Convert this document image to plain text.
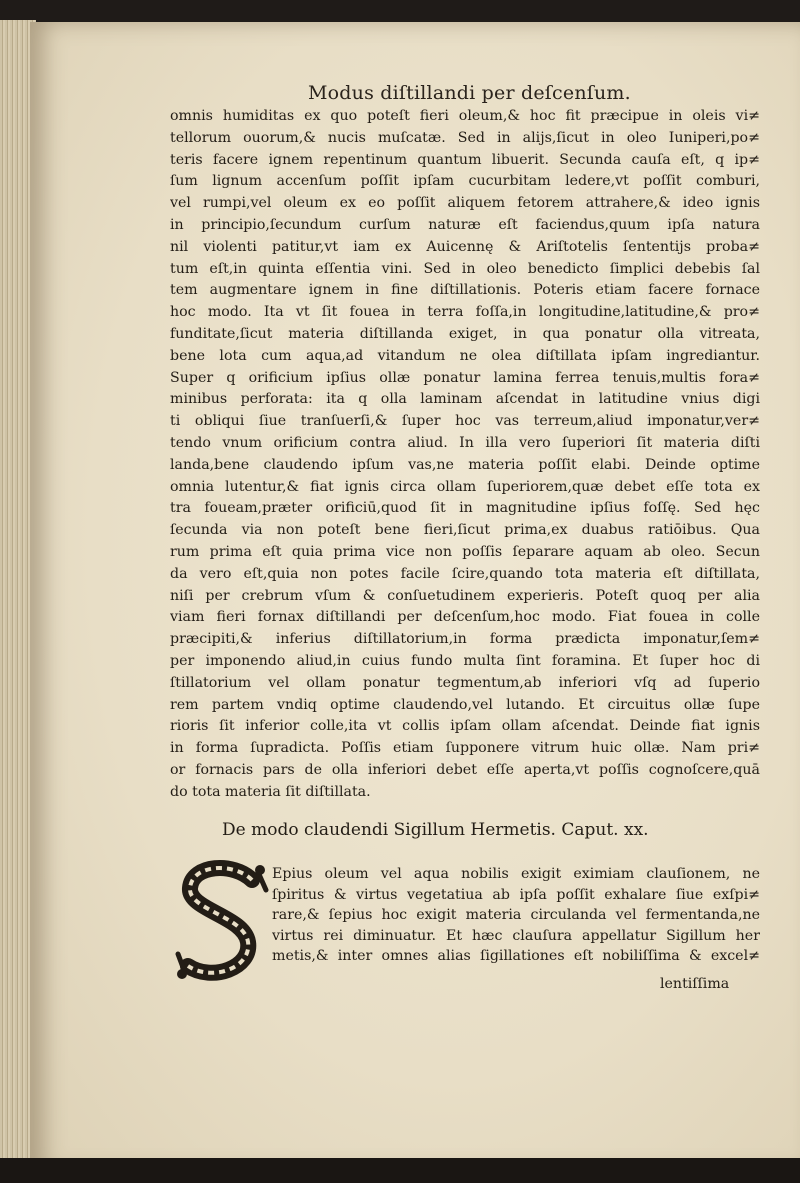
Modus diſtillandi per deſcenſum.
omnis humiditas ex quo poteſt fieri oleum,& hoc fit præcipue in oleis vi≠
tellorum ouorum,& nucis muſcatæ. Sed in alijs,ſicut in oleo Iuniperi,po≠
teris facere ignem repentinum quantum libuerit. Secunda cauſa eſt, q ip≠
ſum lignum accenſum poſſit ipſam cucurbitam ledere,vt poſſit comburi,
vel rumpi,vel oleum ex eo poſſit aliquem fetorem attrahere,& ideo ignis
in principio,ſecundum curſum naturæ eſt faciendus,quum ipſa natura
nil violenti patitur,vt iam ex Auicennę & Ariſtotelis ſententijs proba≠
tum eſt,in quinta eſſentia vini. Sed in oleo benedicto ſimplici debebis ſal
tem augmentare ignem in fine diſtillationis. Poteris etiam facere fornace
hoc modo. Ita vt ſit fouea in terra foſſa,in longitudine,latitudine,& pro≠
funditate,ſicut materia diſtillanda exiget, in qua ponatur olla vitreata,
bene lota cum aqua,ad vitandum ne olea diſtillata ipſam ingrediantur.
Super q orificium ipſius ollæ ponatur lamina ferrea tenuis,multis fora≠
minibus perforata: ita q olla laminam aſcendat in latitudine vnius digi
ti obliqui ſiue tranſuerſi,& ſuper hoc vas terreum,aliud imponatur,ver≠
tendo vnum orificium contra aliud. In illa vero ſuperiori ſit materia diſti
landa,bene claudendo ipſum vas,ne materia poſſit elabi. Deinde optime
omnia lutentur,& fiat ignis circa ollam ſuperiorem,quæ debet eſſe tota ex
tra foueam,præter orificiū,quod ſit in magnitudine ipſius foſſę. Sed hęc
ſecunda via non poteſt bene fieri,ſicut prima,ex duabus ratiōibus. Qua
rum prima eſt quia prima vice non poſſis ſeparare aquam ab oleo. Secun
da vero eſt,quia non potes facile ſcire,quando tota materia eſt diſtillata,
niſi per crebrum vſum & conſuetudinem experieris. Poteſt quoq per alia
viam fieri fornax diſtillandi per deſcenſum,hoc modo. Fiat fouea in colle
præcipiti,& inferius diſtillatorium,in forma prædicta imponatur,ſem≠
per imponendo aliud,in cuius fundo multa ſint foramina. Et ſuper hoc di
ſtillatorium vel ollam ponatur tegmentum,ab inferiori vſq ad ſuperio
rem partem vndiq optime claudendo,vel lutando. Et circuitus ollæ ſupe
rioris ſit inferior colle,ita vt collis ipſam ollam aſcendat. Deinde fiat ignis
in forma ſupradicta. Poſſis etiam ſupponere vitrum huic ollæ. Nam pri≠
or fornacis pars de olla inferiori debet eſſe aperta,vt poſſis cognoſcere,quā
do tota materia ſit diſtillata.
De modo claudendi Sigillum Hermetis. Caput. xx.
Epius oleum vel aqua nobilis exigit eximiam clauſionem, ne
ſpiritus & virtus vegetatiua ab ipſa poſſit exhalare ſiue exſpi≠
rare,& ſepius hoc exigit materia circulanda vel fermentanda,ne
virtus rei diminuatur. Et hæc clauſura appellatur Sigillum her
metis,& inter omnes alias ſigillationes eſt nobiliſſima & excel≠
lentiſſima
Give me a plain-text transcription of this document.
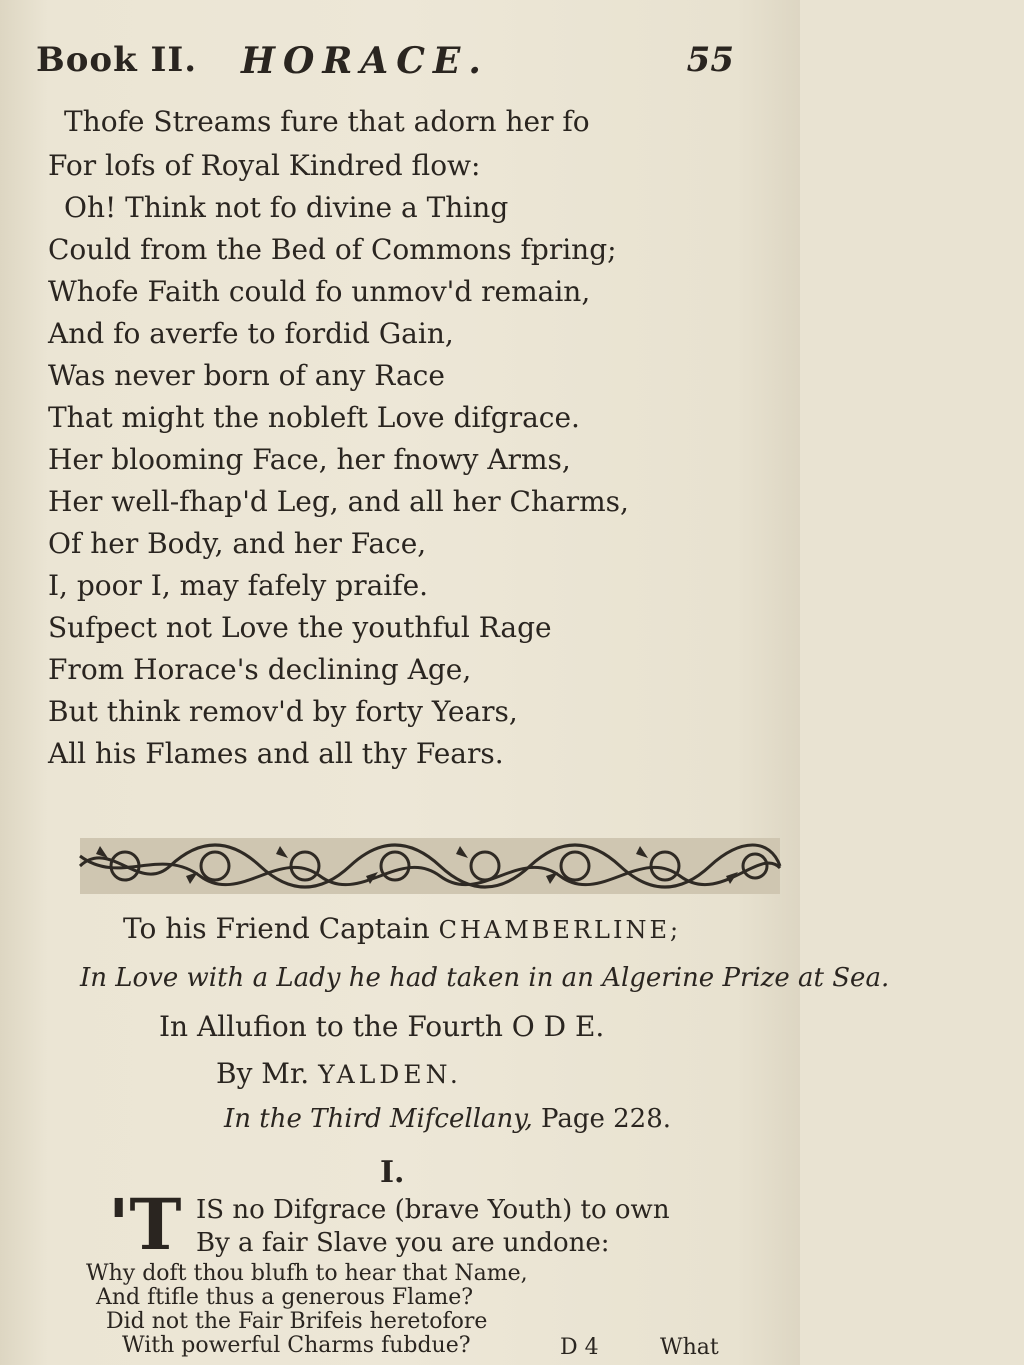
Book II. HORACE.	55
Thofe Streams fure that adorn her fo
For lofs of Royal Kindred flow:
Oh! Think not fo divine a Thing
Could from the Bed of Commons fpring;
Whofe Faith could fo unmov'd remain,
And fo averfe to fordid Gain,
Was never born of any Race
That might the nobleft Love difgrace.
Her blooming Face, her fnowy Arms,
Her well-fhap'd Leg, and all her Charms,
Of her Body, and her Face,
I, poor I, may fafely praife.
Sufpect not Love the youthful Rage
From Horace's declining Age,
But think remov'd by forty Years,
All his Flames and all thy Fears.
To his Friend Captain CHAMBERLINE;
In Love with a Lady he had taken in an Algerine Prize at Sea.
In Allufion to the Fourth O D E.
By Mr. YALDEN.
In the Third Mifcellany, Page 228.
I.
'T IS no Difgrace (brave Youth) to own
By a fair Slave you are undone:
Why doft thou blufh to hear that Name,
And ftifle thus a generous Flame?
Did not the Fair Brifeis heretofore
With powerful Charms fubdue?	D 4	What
——————————
Each entry above is to be written out again unchanged, apart from the pictures, which are left out.

Convert this document image to plain text.
Modus diſtillandi per deſcenſum.
omnis humiditas ex quo poteſt fieri oleum,& hoc fit præcipue in oleis vi≠
tellorum ouorum,& nucis muſcatæ. Sed in alijs,ſicut in oleo Iuniperi,po≠
teris facere ignem repentinum quantum libuerit. Secunda cauſa eſt, q ip≠
ſum lignum accenſum poſſit ipſam cucurbitam ledere,vt poſſit comburi,
vel rumpi,vel oleum ex eo poſſit aliquem fetorem attrahere,& ideo ignis
in principio,ſecundum curſum naturæ eſt faciendus,quum ipſa natura
nil violenti patitur,vt iam ex Auicennę & Ariſtotelis ſententijs proba≠
tum eſt,in quinta eſſentia vini. Sed in oleo benedicto ſimplici debebis ſal
tem augmentare ignem in fine diſtillationis. Poteris etiam facere fornace
hoc modo. Ita vt ſit fouea in terra foſſa,in longitudine,latitudine,& pro≠
funditate,ſicut materia diſtillanda exiget, in qua ponatur olla vitreata,
bene lota cum aqua,ad vitandum ne olea diſtillata ipſam ingrediantur.
Super q orificium ipſius ollæ ponatur lamina ferrea tenuis,multis fora≠
minibus perforata: ita q olla laminam aſcendat in latitudine vnius digi
ti obliqui ſiue tranſuerſi,& ſuper hoc vas terreum,aliud imponatur,ver≠
tendo vnum orificium contra aliud. In illa vero ſuperiori ſit materia diſti
landa,bene claudendo ipſum vas,ne materia poſſit elabi. Deinde optime
omnia lutentur,& fiat ignis circa ollam ſuperiorem,quæ debet eſſe tota ex
tra foueam,præter orificiū,quod ſit in magnitudine ipſius foſſę. Sed hęc
ſecunda via non poteſt bene fieri,ſicut prima,ex duabus ratiōibus. Qua
rum prima eſt quia prima vice non poſſis ſeparare aquam ab oleo. Secun
da vero eſt,quia non potes facile ſcire,quando tota materia eſt diſtillata,
niſi per crebrum vſum & conſuetudinem experieris. Poteſt quoq per alia
viam fieri fornax diſtillandi per deſcenſum,hoc modo. Fiat fouea in colle
præcipiti,& inferius diſtillatorium,in forma prædicta imponatur,ſem≠
per imponendo aliud,in cuius fundo multa ſint foramina. Et ſuper hoc di
ſtillatorium vel ollam ponatur tegmentum,ab inferiori vſq ad ſuperio
rem partem vndiq optime claudendo,vel lutando. Et circuitus ollæ ſupe
rioris ſit inferior colle,ita vt collis ipſam ollam aſcendat. Deinde fiat ignis
in forma ſupradicta. Poſſis etiam ſupponere vitrum huic ollæ. Nam pri≠
or fornacis pars de olla inferiori debet eſſe aperta,vt poſſis cognoſcere,quā
do tota materia ſit diſtillata.
De modo claudendi Sigillum Hermetis. Caput. xx.
Epius oleum vel aqua nobilis exigit eximiam clauſionem, ne
ſpiritus & virtus vegetatiua ab ipſa poſſit exhalare ſiue exſpi≠
rare,& ſepius hoc exigit materia circulanda vel fermentanda,ne
virtus rei diminuatur. Et hæc clauſura appellatur Sigillum her
metis,& inter omnes alias ſigillationes eſt nobiliſſima & excel≠
lentiſſima
Give me a plain-text transcription of this document.
Book II. HORACE.	55
Thofe Streams fure that adorn her fo
For lofs of Royal Kindred flow:
Oh! Think not fo divine a Thing
Could from the Bed of Commons fpring;
Whofe Faith could fo unmov'd remain,
And fo averfe to fordid Gain,
Was never born of any Race
That might the nobleft Love difgrace.
Her blooming Face, her fnowy Arms,
Her well-fhap'd Leg, and all her Charms,
Of her Body, and her Face,
I, poor I, may fafely praife.
Sufpect not Love the youthful Rage
From Horace's declining Age,
But think remov'd by forty Years,
All his Flames and all thy Fears.
To his Friend Captain CHAMBERLINE;
In Love with a Lady he had taken in an Algerine Prize at Sea.
In Allufion to the Fourth O D E.
By Mr. YALDEN.
In the Third Mifcellany, Page 228.
I.
'T IS no Difgrace (brave Youth) to own
By a fair Slave you are undone:
Why doft thou blufh to hear that Name,
And ftifle thus a generous Flame?
Did not the Fair Brifeis heretofore
With powerful Charms fubdue?	D 4	What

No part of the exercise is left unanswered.